INSTRUCTION:
In the listing below, locate the lines that hold "structured" and copy them.

DATA SUPPLIED:
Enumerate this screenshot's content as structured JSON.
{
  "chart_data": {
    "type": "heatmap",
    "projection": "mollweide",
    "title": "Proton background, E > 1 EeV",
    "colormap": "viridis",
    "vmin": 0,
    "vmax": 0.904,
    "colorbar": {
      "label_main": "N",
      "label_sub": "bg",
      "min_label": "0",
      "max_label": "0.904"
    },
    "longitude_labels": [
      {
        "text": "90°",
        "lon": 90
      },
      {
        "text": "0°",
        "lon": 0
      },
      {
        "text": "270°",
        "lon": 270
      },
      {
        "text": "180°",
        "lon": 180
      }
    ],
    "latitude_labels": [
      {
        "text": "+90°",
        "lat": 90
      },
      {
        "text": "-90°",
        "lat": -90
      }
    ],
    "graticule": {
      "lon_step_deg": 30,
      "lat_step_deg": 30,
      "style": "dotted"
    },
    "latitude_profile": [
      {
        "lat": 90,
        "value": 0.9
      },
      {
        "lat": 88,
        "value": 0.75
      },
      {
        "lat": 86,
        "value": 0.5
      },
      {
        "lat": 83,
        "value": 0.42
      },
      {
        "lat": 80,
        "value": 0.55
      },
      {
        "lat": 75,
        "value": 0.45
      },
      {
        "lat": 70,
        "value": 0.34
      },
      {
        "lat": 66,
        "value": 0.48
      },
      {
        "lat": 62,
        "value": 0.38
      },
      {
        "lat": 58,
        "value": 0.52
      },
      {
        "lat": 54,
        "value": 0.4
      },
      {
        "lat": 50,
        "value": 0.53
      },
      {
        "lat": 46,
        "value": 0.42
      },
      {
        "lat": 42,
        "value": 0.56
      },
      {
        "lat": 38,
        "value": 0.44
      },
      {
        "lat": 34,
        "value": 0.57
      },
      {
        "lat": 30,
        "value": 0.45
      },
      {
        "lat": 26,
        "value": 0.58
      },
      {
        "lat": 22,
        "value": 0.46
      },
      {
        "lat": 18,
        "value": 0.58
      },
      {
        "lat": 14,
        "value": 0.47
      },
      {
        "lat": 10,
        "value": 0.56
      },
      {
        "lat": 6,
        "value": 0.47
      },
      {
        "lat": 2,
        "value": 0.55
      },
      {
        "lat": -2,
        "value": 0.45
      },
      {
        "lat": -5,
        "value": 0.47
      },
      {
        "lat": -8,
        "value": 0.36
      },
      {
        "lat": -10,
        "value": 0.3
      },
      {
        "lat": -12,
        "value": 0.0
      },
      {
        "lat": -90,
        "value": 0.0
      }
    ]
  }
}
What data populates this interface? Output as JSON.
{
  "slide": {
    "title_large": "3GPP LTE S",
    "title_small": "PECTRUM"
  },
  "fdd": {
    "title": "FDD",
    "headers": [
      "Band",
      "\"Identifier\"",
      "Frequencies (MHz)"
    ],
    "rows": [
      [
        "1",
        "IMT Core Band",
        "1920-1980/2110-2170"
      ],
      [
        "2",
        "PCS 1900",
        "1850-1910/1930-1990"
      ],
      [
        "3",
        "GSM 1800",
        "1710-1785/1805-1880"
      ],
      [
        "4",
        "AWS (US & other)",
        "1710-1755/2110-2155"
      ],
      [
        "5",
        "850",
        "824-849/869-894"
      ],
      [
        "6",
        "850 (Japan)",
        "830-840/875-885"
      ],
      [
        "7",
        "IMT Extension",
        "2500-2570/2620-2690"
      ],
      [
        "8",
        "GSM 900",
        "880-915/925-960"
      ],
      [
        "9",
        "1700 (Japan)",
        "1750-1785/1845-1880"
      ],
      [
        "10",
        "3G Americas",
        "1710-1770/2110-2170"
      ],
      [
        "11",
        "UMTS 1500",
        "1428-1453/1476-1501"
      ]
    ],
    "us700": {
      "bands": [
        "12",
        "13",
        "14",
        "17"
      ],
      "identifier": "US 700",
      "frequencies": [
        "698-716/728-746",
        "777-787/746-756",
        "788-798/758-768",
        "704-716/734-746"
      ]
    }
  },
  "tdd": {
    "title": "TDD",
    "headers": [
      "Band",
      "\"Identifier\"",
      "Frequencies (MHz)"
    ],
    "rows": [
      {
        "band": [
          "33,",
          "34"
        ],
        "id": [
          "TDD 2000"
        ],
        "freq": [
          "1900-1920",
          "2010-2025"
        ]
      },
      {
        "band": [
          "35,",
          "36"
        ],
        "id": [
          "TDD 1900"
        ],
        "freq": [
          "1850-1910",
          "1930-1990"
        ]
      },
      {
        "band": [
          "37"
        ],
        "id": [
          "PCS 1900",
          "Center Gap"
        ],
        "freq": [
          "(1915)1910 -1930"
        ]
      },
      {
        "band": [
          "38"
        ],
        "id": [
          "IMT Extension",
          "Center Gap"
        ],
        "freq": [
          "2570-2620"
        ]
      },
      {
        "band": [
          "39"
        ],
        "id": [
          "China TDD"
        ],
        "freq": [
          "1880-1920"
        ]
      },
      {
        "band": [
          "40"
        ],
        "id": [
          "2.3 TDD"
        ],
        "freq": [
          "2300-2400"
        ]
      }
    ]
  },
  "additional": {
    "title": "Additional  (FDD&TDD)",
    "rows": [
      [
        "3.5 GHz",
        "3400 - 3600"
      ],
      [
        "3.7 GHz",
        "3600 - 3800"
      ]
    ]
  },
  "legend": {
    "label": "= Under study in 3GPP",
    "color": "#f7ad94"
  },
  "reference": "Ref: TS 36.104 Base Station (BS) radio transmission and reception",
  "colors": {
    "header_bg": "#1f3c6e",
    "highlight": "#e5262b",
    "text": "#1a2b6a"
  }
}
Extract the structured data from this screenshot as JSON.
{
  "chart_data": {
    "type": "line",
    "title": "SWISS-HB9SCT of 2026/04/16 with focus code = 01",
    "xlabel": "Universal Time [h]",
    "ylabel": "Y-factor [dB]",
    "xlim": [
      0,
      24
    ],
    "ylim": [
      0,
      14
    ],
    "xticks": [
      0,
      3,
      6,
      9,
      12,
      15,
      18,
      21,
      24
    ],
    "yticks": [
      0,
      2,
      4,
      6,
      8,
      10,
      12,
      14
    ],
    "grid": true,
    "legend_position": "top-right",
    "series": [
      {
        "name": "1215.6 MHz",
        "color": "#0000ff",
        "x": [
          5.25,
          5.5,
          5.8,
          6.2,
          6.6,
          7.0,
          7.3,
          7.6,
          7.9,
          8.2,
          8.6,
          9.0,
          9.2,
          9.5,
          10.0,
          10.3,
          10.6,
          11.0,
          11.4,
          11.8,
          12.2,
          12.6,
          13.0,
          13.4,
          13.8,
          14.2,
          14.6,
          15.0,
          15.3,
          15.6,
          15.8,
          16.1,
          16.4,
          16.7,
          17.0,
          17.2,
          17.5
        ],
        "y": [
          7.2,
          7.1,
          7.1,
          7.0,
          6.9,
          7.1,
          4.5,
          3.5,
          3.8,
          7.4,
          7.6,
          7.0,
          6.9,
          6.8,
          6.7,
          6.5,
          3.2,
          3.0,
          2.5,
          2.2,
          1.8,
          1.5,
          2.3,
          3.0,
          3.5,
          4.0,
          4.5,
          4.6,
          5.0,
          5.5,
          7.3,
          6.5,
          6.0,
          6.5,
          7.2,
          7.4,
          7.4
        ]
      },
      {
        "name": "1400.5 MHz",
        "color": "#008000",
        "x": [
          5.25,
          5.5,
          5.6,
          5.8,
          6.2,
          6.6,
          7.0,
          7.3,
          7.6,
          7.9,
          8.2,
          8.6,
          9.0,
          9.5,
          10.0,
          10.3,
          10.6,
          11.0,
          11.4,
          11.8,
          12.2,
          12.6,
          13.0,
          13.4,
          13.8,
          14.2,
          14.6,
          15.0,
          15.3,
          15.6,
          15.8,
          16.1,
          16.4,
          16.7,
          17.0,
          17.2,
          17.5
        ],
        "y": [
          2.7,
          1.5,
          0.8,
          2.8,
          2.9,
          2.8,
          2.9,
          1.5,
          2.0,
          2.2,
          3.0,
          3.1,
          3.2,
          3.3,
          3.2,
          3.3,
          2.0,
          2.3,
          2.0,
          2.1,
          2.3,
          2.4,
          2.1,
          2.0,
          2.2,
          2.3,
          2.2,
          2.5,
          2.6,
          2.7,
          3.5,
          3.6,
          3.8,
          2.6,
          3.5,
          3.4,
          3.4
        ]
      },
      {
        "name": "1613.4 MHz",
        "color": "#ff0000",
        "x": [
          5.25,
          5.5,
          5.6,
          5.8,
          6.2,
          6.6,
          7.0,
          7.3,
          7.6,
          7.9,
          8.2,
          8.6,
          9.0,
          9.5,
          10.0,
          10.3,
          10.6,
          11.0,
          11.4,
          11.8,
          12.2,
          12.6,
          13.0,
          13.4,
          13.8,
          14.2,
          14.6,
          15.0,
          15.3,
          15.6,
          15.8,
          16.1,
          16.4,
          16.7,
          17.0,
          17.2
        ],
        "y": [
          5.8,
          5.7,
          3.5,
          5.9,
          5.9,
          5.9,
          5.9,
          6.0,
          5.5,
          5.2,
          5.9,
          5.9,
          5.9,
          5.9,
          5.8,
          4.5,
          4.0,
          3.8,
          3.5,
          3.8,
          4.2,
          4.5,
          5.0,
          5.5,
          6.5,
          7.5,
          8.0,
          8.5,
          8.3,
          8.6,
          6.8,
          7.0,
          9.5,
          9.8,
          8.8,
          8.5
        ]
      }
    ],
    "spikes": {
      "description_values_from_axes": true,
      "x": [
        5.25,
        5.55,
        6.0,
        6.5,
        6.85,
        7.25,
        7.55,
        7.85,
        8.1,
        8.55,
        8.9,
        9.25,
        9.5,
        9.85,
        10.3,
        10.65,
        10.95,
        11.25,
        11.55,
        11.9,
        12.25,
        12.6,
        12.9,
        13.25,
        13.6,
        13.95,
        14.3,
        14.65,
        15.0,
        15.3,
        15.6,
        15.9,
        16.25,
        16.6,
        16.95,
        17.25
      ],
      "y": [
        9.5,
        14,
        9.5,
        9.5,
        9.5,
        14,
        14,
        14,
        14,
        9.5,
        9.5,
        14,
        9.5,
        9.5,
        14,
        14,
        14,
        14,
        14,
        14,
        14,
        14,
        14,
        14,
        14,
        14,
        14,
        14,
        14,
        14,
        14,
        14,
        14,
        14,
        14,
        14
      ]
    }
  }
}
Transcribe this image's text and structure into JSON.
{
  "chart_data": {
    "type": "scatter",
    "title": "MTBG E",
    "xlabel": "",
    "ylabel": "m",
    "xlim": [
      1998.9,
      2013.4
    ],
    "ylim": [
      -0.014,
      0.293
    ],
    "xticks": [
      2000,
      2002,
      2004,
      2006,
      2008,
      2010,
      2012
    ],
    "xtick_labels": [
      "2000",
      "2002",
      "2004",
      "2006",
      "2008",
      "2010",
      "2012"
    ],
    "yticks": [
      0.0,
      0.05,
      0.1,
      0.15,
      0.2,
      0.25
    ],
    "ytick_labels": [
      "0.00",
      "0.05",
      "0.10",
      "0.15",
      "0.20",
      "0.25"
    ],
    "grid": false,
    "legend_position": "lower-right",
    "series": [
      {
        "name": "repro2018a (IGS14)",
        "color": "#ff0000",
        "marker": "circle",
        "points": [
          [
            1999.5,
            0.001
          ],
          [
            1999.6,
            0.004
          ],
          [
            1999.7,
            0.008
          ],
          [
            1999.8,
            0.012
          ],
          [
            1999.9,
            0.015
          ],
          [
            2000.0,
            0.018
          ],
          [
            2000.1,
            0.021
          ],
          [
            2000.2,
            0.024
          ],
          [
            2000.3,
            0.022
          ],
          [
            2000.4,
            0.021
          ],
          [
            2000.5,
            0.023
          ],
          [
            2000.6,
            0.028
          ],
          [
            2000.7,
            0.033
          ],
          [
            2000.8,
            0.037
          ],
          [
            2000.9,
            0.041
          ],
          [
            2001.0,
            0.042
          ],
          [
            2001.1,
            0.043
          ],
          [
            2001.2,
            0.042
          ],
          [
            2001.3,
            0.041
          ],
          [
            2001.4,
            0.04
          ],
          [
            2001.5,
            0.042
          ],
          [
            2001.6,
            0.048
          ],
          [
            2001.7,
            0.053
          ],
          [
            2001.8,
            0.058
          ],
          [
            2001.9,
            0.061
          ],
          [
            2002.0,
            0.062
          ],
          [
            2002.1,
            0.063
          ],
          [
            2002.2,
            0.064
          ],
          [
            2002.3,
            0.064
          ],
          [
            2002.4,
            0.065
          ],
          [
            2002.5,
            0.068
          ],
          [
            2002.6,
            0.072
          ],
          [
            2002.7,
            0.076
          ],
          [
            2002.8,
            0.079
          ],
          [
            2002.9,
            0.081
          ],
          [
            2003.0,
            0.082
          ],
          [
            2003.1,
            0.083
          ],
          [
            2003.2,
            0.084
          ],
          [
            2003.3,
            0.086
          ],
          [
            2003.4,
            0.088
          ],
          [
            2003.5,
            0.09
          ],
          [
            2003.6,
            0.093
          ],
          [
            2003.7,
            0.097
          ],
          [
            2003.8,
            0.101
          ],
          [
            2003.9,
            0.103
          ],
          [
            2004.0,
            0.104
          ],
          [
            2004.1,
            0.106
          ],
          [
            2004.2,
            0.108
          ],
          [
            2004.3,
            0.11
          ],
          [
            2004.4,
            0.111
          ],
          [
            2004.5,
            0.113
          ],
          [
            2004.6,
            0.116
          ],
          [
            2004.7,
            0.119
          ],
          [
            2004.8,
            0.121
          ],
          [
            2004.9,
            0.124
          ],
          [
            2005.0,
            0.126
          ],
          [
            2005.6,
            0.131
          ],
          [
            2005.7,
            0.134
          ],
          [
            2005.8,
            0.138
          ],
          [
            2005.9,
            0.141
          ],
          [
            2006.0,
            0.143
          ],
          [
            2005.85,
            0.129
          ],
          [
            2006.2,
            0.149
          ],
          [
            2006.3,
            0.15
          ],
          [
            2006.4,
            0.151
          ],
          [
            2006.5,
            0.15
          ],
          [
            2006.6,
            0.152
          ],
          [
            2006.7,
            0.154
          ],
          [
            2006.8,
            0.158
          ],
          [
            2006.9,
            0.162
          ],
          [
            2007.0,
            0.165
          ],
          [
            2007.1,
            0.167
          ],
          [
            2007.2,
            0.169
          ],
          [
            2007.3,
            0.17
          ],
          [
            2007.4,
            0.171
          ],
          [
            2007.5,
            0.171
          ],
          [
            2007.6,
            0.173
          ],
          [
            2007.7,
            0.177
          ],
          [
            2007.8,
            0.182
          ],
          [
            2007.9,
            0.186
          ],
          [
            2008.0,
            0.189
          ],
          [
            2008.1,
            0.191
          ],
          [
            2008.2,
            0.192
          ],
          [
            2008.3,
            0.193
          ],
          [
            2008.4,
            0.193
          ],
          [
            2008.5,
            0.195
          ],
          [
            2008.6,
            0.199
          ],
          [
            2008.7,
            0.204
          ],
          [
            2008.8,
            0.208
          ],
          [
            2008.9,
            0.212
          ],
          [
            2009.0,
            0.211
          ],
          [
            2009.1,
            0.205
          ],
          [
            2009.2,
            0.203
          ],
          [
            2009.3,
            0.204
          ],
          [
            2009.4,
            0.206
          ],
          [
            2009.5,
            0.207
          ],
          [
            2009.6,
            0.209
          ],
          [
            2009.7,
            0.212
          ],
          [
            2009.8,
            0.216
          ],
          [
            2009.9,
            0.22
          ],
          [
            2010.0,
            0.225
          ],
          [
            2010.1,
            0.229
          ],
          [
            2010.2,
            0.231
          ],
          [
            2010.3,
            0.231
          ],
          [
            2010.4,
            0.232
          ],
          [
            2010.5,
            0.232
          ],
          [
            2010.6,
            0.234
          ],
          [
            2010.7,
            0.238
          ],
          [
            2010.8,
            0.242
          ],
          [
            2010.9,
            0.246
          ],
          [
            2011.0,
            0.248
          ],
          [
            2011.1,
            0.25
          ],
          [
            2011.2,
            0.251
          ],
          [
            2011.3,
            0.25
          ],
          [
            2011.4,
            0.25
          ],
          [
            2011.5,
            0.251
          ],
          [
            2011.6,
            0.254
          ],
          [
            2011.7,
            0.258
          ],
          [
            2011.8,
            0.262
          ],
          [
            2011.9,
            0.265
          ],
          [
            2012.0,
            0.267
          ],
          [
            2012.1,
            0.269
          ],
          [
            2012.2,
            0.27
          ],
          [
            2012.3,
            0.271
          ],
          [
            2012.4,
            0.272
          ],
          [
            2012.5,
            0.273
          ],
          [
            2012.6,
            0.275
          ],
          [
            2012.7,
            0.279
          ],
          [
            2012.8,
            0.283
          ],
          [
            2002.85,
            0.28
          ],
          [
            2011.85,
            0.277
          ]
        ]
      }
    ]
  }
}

FULL OUTPUT:
Enumerate this screenshot's content as structured JSON.
Extract the structured data from this screenshot as JSON.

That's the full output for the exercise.